[Short task] Exclude the pictures and reproduce the remaining data exactly as written.

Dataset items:
* * * * *

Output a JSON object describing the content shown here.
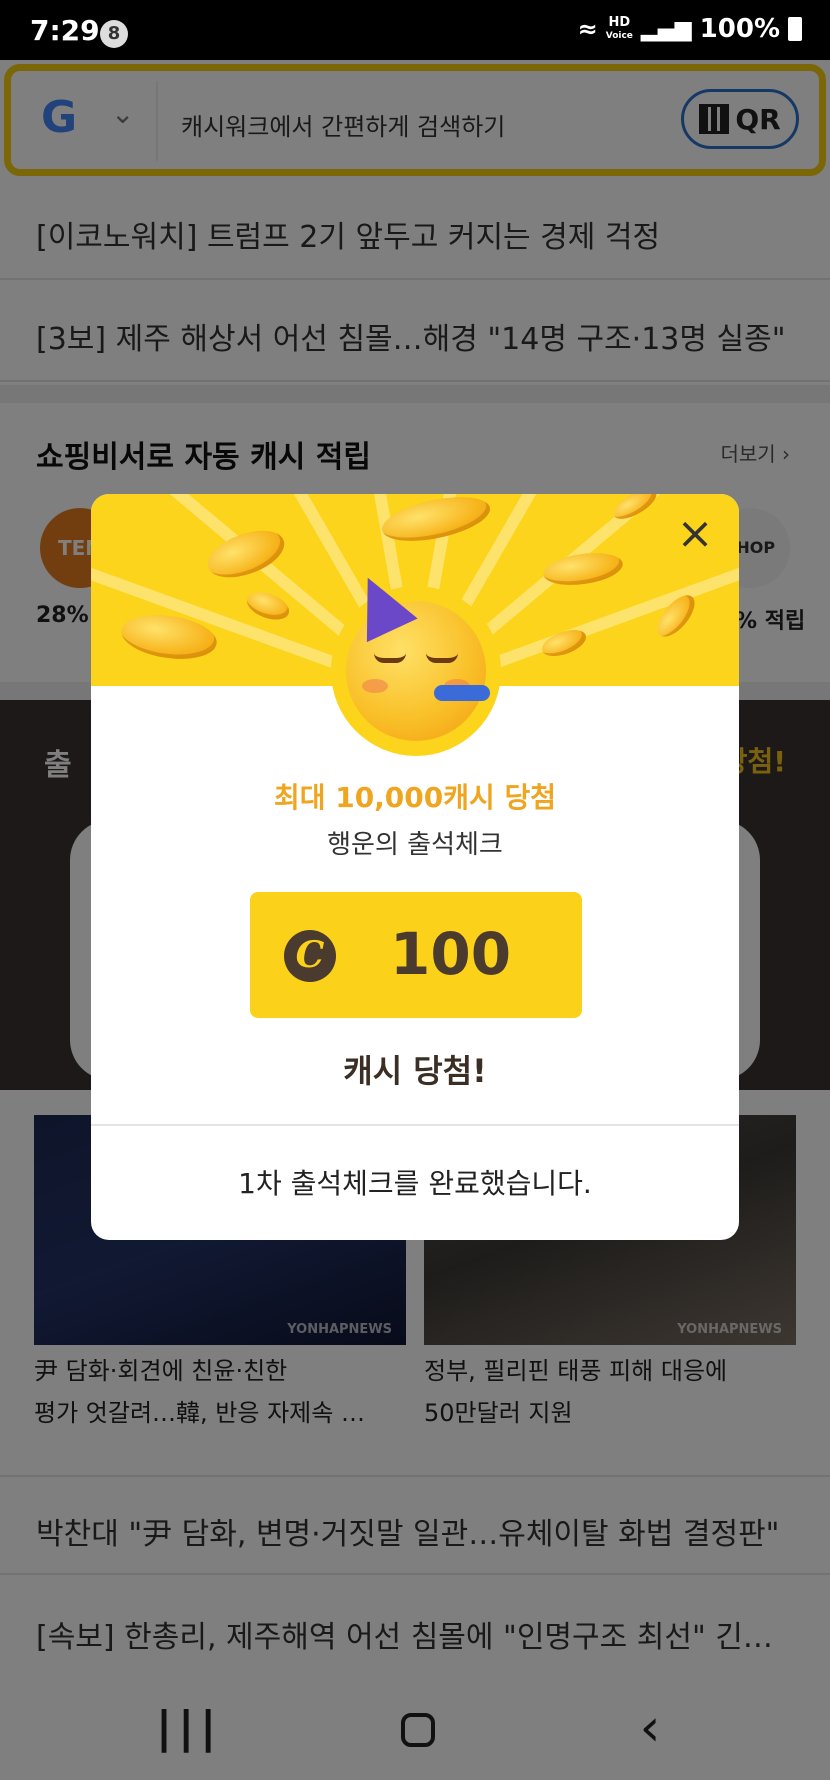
{
  "status_bar": {
    "time": "7:29",
    "notification_count": "8",
    "network": "HD Voice",
    "battery": "100%"
  },
  "search": {
    "placeholder": "캐시워크에서 간편하게 검색하기",
    "qr_label": "QR",
    "engine": "G"
  },
  "news_top": [
    "[이코노워치] 트럼프 2기 앞두고 커지는 경제 걱정",
    "[3보] 제주 해상서 어선 침몰…해경 \"14명 구조·13명 실종\""
  ],
  "shopping": {
    "title": "쇼핑비서로 자동 캐시 적립",
    "more": "더보기",
    "left_pct": "28%",
    "right_pct": "% 적립",
    "left_logo": "TEN",
    "right_logo": "SHOP"
  },
  "attendance_band": {
    "left_title": "출",
    "right_title": "당첨!"
  },
  "news_photos": [
    {
      "caption_line1": "尹 담화·회견에 친윤·친한",
      "caption_line2": "평가 엇갈려…韓, 반응 자제속 …",
      "watermark": "YONHAPNEWS"
    },
    {
      "caption_line1": "정부, 필리핀 태풍 피해 대응에",
      "caption_line2": "50만달러 지원",
      "watermark": "YONHAPNEWS"
    }
  ],
  "news_bottom": [
    "박찬대 \"尹 담화, 변명·거짓말 일관…유체이탈 화법 결정판\"",
    "[속보] 한총리, 제주해역 어선 침몰에 \"인명구조 최선\" 긴…"
  ],
  "popup": {
    "close_label": "×",
    "headline": "최대 10,000캐시 당첨",
    "subtitle": "행운의 출석체크",
    "coin_symbol": "C",
    "amount": "100",
    "result": "캐시 당첨!",
    "completion": "1차 출석체크를 완료했습니다."
  },
  "nav": {
    "recent": "|||",
    "back": "‹"
  },
  "colors": {
    "accent_yellow": "#fcd41c",
    "headline_orange": "#f0a520",
    "coin_brown": "#4a3b2e",
    "search_border": "#f7cf10"
  }
}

* * * * *

[Reply]
Output a JSON object describing the content shown here.
{
  "status_bar": {
    "time": "7:29",
    "notification_count": "8",
    "network": "HD Voice",
    "battery": "100%"
  },
  "search": {
    "placeholder": "캐시워크에서 간편하게 검색하기",
    "qr_label": "QR",
    "engine": "G"
  },
  "news_top": [
    "[이코노워치] 트럼프 2기 앞두고 커지는 경제 걱정",
    "[3보] 제주 해상서 어선 침몰…해경 \"14명 구조·13명 실종\""
  ],
  "shopping": {
    "title": "쇼핑비서로 자동 캐시 적립",
    "more": "더보기",
    "left_pct": "28%",
    "right_pct": "% 적립",
    "left_logo": "TEN",
    "right_logo": "SHOP"
  },
  "attendance_band": {
    "left_title": "출",
    "right_title": "당첨!"
  },
  "news_photos": [
    {
      "caption_line1": "尹 담화·회견에 친윤·친한",
      "caption_line2": "평가 엇갈려…韓, 반응 자제속 …",
      "watermark": "YONHAPNEWS"
    },
    {
      "caption_line1": "정부, 필리핀 태풍 피해 대응에",
      "caption_line2": "50만달러 지원",
      "watermark": "YONHAPNEWS"
    }
  ],
  "news_bottom": [
    "박찬대 \"尹 담화, 변명·거짓말 일관…유체이탈 화법 결정판\"",
    "[속보] 한총리, 제주해역 어선 침몰에 \"인명구조 최선\" 긴…"
  ],
  "popup": {
    "close_label": "×",
    "headline": "최대 10,000캐시 당첨",
    "subtitle": "행운의 출석체크",
    "coin_symbol": "C",
    "amount": "100",
    "result": "캐시 당첨!",
    "completion": "1차 출석체크를 완료했습니다."
  },
  "nav": {
    "recent": "|||",
    "back": "‹"
  },
  "colors": {
    "accent_yellow": "#fcd41c",
    "headline_orange": "#f0a520",
    "coin_brown": "#4a3b2e",
    "search_border": "#f7cf10"
  }
}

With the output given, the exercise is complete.